Task to complete
For the listing below, give the count of lines containing the string "sáng" and nothing else.

** START OF Records shown **

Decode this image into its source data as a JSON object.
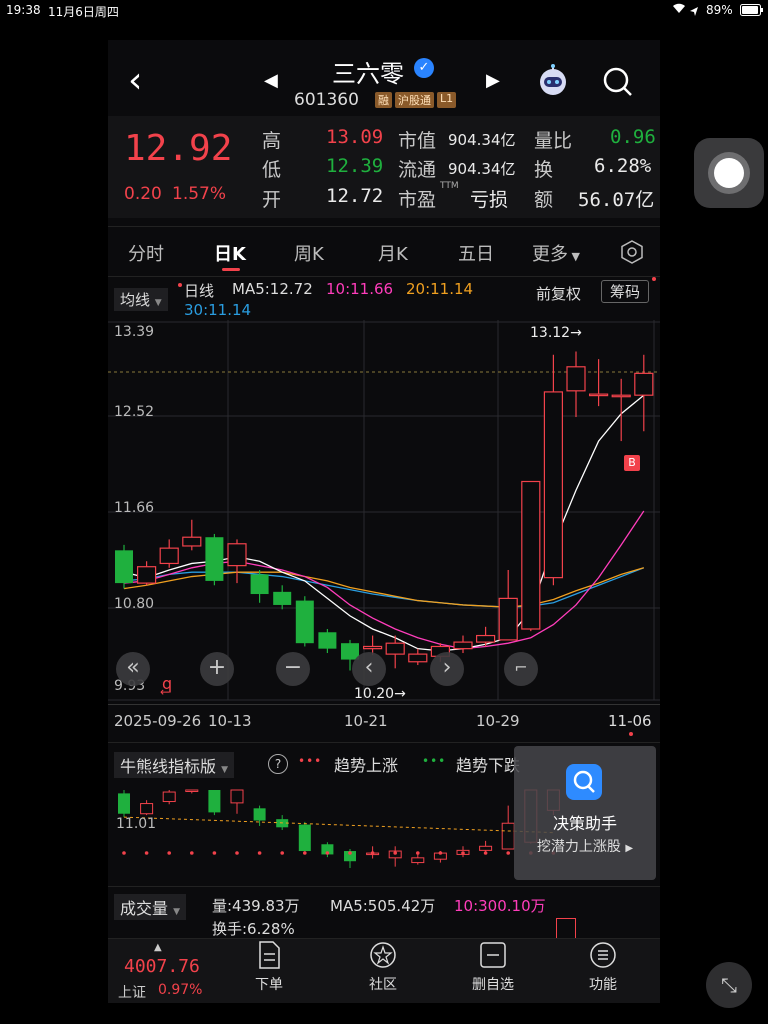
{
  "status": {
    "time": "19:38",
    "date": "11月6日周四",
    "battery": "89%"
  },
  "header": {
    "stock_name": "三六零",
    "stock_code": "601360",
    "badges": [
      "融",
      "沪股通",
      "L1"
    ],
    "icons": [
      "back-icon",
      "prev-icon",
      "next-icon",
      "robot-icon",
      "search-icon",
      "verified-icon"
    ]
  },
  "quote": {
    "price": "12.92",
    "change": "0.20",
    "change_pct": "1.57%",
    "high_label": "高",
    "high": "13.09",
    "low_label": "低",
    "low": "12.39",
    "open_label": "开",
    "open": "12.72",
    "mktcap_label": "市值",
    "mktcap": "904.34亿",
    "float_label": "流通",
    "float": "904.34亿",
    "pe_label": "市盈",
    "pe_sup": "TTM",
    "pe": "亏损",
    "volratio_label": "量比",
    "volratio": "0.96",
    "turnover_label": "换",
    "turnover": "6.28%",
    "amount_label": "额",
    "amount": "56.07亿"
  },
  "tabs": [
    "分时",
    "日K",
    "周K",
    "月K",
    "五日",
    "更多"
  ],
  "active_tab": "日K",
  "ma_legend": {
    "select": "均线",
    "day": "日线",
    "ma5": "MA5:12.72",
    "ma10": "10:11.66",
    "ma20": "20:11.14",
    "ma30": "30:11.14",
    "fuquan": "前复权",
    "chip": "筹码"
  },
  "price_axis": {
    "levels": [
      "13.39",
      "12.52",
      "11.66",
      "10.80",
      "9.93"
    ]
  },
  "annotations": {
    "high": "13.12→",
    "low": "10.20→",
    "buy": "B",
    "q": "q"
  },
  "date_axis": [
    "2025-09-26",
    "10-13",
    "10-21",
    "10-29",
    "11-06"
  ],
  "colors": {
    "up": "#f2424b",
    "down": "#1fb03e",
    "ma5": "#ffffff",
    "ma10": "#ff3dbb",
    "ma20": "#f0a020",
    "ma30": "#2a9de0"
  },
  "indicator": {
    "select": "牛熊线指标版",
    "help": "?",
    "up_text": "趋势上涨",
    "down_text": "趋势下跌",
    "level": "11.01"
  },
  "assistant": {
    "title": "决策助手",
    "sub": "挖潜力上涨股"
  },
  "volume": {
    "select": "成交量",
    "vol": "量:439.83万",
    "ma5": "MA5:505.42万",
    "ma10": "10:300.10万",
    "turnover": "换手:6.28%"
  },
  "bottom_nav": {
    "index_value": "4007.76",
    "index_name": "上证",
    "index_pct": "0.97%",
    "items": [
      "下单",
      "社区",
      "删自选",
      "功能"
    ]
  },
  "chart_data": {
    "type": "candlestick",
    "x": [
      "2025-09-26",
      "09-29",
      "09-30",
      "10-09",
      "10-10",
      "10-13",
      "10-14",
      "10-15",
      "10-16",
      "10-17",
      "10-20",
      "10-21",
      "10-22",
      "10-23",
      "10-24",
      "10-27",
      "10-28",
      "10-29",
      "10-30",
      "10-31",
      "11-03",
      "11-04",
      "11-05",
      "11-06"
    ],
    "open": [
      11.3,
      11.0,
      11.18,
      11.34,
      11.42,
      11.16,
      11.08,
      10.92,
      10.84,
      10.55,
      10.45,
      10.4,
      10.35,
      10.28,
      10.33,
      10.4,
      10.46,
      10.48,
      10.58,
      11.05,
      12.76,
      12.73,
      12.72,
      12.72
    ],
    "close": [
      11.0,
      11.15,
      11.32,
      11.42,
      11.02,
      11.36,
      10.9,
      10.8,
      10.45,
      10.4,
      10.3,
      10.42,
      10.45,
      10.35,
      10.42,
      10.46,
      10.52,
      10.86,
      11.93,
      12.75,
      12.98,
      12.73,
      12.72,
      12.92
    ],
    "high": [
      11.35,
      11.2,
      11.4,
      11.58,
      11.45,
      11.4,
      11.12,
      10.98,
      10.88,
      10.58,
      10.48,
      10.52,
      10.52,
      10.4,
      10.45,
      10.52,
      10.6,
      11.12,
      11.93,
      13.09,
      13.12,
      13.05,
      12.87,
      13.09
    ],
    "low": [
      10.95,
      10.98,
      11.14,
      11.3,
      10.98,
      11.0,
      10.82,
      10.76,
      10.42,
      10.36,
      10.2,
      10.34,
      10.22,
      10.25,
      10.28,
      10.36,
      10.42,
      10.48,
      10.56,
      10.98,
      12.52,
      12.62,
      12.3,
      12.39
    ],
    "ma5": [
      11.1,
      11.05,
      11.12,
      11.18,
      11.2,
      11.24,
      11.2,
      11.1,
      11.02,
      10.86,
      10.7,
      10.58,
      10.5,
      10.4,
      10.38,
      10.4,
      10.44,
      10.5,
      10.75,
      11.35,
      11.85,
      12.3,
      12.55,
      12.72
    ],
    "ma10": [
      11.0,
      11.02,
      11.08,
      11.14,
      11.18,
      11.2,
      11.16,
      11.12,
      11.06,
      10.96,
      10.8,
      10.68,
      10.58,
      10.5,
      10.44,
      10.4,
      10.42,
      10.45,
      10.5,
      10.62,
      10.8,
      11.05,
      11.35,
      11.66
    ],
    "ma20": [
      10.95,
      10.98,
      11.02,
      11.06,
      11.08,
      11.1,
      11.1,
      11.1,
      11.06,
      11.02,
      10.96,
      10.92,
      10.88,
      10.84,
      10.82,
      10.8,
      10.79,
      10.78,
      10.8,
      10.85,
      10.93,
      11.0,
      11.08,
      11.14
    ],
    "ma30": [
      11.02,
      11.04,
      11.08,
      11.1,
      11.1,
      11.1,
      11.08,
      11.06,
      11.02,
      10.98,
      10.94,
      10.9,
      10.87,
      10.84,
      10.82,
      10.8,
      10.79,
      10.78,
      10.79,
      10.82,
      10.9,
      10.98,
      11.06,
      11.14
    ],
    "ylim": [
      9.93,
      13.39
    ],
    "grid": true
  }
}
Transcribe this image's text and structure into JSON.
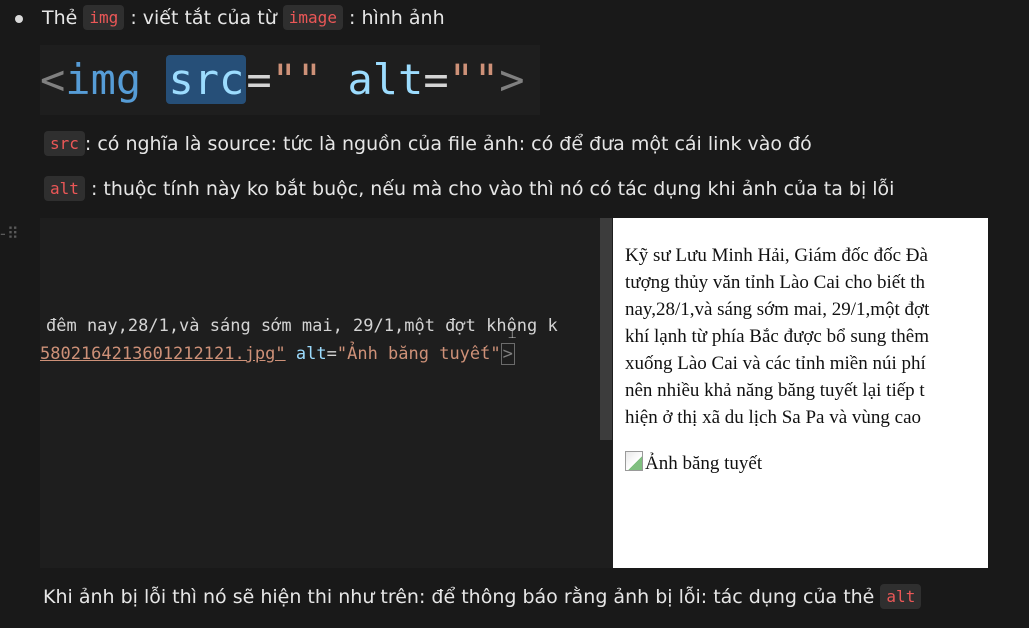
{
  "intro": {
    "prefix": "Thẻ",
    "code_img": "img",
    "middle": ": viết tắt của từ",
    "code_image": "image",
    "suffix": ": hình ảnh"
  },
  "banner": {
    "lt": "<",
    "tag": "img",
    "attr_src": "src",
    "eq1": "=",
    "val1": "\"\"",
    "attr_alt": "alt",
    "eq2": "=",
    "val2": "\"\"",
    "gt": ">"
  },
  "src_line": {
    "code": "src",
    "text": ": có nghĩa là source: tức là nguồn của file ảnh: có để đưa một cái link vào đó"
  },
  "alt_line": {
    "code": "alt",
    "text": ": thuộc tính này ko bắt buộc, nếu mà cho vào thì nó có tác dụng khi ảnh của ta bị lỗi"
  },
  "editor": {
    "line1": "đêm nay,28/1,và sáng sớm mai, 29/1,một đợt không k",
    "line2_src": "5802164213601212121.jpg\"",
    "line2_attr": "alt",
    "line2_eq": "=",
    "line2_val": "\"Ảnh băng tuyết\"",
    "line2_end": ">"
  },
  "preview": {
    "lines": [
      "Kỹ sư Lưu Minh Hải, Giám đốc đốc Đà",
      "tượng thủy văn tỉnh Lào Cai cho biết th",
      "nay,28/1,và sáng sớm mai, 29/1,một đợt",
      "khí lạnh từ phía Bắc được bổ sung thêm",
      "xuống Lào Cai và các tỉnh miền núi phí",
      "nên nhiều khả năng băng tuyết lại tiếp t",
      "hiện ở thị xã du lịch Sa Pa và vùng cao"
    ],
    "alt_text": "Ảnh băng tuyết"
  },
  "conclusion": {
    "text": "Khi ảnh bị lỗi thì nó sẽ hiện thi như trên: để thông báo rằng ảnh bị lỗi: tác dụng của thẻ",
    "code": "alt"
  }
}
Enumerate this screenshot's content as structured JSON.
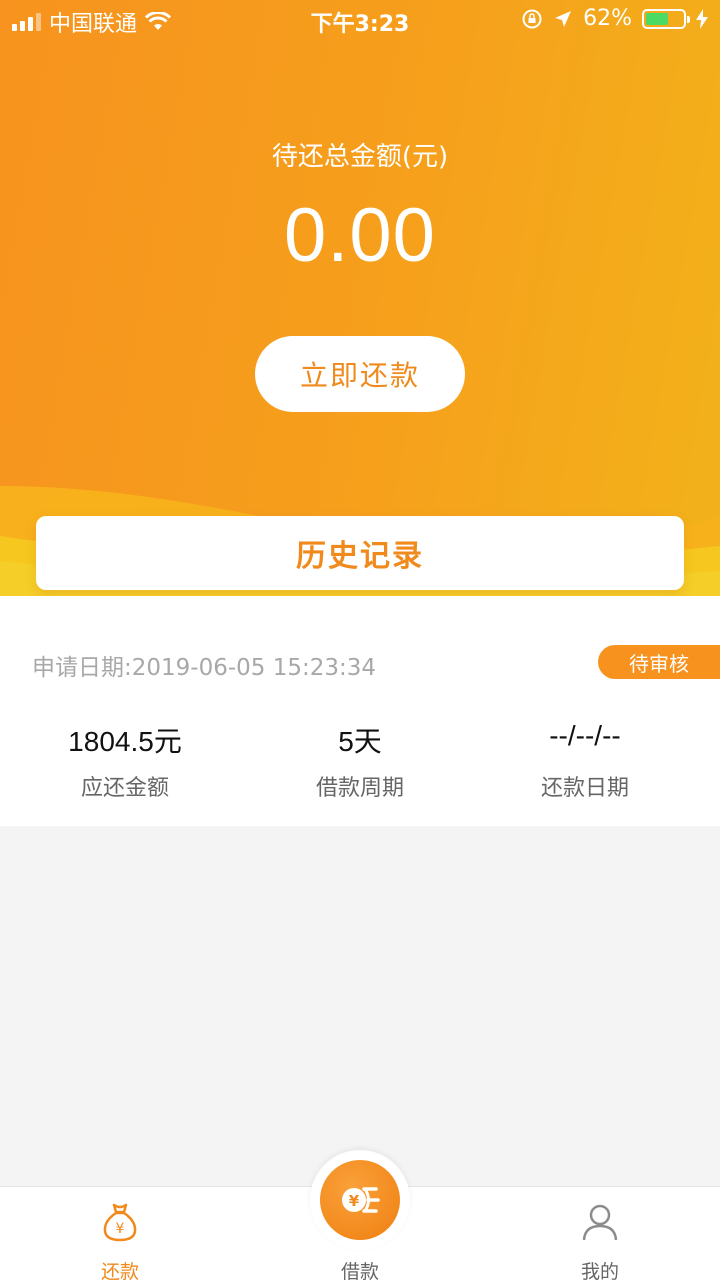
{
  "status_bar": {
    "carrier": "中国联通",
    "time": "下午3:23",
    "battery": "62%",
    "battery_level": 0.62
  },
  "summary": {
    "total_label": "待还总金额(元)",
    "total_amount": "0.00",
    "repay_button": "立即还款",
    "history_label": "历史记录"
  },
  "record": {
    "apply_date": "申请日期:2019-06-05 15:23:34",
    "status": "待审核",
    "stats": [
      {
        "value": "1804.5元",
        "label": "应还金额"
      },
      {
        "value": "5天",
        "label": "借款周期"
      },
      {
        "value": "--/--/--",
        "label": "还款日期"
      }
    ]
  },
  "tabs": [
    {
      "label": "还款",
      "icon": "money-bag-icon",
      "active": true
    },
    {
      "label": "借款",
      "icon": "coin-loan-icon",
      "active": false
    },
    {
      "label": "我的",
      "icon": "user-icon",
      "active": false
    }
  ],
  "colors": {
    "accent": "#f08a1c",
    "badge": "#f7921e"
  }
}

** END OF Records shown **

The output
2